* [Objective]
Among the following entries, count the lines that contain "detached" and report only the result.

-- start of Supplied material --

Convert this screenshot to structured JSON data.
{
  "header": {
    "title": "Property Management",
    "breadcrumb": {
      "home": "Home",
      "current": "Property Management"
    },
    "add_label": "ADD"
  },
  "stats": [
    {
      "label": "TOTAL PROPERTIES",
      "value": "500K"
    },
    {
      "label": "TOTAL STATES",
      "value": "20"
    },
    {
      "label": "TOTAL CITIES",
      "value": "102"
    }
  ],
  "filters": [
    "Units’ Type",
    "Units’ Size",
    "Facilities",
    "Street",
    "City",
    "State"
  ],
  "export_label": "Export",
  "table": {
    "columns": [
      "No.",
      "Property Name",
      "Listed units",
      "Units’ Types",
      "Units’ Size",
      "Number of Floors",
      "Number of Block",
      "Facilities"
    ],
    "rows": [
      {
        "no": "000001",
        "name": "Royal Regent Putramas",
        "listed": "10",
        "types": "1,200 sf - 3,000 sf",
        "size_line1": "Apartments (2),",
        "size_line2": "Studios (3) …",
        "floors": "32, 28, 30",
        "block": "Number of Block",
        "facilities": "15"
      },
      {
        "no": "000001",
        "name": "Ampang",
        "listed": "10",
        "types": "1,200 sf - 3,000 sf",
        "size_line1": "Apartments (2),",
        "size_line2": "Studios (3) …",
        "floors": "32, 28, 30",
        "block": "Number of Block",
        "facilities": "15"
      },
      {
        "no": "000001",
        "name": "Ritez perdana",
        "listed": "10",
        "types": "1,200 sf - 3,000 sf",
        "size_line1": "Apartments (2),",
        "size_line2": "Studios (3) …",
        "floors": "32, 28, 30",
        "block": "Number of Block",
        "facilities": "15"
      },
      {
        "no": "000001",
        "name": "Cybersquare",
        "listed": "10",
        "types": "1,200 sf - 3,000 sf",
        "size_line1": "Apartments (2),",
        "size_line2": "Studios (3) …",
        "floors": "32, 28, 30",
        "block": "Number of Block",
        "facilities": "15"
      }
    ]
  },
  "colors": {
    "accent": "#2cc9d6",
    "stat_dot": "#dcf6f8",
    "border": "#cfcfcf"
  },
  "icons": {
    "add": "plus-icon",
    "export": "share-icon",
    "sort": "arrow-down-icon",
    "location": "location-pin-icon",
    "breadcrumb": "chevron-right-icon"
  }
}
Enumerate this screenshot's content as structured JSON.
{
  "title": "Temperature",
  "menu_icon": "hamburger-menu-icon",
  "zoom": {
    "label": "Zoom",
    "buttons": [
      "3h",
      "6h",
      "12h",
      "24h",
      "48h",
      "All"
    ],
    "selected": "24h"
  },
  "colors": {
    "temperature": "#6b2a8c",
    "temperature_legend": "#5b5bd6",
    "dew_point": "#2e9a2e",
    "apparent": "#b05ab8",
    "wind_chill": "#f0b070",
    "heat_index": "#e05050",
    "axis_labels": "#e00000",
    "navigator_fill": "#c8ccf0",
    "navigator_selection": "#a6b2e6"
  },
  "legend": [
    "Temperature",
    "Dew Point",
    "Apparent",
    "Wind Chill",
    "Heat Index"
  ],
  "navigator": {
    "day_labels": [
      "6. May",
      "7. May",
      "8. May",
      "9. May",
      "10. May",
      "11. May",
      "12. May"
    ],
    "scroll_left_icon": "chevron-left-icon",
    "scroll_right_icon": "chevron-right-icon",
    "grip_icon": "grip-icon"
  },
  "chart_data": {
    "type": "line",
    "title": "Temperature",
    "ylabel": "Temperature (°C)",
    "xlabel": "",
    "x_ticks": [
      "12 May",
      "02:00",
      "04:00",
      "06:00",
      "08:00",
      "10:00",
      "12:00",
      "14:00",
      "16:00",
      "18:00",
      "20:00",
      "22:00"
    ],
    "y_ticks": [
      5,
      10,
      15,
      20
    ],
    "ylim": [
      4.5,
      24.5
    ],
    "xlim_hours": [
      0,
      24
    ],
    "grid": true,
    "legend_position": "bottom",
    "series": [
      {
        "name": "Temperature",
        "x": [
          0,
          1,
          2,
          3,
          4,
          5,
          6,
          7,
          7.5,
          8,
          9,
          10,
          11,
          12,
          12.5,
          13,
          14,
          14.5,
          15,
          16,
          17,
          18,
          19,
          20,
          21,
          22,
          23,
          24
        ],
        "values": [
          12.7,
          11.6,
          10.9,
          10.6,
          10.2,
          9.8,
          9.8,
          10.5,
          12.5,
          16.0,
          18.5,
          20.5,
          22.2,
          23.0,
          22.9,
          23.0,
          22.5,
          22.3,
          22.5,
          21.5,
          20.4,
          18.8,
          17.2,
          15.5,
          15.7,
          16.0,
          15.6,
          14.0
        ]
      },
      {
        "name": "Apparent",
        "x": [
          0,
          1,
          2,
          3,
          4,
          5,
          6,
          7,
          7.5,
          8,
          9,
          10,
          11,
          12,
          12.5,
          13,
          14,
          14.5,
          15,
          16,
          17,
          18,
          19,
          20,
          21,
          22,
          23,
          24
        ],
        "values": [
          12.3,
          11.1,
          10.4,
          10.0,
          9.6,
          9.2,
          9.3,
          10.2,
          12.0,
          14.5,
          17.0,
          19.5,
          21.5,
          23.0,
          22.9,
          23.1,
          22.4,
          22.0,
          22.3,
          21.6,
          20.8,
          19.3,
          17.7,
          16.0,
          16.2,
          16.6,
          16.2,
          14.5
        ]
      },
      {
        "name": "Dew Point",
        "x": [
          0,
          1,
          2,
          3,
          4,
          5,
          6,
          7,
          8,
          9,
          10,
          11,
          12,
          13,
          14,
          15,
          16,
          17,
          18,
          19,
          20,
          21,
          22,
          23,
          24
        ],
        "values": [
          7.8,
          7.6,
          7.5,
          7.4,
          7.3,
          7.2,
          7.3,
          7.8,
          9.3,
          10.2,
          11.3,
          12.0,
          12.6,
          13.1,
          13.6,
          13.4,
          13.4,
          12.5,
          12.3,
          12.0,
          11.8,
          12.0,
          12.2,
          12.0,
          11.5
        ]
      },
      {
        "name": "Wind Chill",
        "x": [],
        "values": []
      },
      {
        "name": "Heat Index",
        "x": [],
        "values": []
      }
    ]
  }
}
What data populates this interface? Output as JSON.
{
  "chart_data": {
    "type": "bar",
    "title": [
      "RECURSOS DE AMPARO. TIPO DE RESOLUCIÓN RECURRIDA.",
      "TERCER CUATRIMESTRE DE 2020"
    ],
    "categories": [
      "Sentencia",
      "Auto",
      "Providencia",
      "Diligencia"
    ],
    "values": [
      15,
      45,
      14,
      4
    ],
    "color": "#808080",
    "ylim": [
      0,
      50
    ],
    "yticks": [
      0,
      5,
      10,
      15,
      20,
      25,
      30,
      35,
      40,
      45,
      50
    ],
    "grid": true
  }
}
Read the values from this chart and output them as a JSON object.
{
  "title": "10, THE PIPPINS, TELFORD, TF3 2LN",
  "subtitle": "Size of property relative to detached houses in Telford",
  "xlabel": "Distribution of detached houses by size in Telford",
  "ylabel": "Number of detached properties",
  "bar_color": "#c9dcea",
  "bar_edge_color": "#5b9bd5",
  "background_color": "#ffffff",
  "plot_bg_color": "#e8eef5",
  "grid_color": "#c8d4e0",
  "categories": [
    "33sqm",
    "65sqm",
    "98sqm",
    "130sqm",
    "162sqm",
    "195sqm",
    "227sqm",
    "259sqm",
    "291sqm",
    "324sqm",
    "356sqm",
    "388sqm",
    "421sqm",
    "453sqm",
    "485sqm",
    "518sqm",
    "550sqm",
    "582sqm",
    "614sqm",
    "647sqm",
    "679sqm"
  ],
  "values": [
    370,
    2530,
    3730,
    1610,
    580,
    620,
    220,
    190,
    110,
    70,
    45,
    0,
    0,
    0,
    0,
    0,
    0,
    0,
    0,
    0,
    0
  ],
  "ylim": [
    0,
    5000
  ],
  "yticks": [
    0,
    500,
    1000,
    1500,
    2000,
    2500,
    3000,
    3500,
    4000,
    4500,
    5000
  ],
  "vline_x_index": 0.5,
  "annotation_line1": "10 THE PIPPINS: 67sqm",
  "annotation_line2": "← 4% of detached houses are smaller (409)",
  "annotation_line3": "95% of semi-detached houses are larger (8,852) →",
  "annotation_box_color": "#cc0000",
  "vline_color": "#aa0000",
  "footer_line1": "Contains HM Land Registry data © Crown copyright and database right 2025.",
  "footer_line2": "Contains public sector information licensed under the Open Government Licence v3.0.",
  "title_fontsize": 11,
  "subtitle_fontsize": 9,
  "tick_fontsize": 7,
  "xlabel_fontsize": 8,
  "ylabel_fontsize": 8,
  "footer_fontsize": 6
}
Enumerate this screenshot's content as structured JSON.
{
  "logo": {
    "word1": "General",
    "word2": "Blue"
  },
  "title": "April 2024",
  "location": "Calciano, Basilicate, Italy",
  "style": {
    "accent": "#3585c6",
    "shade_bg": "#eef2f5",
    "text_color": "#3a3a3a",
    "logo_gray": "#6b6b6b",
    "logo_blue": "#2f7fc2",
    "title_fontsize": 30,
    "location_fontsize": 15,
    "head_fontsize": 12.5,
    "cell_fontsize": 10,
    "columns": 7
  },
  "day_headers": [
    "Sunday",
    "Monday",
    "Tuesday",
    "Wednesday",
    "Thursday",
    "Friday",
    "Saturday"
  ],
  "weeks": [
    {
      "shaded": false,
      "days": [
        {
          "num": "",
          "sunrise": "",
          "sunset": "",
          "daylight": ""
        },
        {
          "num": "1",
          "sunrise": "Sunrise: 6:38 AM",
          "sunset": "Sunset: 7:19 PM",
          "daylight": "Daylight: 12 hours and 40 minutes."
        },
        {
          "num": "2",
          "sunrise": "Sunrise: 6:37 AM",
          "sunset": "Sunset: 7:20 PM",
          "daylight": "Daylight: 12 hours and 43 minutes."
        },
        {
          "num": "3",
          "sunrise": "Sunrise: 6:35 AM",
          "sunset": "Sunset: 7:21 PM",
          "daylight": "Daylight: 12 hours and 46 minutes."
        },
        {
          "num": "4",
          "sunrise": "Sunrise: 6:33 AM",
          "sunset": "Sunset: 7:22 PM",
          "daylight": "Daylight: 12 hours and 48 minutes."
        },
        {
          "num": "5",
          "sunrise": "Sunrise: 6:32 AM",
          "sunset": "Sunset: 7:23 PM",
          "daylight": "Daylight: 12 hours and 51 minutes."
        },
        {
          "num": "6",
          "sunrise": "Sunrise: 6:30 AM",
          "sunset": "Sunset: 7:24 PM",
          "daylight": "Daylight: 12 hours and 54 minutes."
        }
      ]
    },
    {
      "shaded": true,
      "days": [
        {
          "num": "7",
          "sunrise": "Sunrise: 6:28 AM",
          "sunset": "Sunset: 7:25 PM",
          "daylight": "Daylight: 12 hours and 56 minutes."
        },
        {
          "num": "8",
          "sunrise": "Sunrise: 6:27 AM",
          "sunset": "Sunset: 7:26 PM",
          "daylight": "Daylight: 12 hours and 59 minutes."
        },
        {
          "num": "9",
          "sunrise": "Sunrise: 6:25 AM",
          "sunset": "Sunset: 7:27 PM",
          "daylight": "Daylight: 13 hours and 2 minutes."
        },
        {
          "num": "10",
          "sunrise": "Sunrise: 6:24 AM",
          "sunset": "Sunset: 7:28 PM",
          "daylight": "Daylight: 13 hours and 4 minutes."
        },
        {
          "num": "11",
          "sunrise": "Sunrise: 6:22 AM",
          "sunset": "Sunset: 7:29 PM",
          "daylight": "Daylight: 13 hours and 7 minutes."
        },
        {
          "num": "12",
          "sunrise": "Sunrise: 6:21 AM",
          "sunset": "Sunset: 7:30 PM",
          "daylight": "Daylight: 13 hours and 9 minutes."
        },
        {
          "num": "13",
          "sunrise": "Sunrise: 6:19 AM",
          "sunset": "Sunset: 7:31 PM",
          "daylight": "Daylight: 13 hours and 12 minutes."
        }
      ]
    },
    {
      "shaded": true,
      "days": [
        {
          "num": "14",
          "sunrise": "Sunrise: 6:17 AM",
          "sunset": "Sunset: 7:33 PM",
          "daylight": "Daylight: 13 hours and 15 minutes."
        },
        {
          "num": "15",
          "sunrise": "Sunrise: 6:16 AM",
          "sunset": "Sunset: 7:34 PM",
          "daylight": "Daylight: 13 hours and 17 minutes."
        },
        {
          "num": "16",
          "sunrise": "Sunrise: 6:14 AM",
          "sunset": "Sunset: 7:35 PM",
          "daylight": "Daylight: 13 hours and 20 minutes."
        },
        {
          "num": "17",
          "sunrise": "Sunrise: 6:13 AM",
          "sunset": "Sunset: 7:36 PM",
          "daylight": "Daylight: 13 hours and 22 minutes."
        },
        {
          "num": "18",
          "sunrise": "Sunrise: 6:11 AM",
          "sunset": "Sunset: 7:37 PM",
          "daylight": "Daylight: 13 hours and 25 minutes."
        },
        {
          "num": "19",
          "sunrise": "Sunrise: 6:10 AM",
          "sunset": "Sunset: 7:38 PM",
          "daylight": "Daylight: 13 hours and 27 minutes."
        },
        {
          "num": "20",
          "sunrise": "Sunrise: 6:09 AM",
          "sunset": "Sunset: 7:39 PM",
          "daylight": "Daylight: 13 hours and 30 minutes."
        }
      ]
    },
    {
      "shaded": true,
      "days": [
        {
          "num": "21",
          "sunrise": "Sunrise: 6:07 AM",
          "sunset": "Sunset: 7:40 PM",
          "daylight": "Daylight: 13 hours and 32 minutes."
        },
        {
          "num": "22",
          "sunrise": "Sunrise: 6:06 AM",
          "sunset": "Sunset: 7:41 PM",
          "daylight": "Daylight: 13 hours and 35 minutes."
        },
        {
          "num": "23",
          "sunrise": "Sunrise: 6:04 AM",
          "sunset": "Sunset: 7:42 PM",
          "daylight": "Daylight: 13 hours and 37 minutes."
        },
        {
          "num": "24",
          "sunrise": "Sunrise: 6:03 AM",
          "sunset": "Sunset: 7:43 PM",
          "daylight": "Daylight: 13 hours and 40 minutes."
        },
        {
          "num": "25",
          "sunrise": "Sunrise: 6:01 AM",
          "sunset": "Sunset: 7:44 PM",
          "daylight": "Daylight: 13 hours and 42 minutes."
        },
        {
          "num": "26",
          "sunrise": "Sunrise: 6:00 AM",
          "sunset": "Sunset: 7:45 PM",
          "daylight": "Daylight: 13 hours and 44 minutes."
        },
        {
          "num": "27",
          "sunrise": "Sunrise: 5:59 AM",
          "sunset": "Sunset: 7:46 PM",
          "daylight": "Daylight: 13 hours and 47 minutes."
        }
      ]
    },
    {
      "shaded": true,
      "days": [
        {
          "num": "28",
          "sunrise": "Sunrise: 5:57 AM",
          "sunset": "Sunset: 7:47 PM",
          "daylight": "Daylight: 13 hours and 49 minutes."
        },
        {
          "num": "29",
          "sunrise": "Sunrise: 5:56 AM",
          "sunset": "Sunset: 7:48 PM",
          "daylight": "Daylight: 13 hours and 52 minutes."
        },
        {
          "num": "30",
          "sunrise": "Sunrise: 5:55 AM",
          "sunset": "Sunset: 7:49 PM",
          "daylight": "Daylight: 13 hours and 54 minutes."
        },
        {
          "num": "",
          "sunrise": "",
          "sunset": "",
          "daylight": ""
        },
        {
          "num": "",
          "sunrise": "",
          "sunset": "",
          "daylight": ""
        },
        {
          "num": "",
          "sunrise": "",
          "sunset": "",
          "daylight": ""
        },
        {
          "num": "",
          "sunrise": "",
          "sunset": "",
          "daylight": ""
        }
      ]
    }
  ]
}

-- end of Supplied material --

* [Task output]
5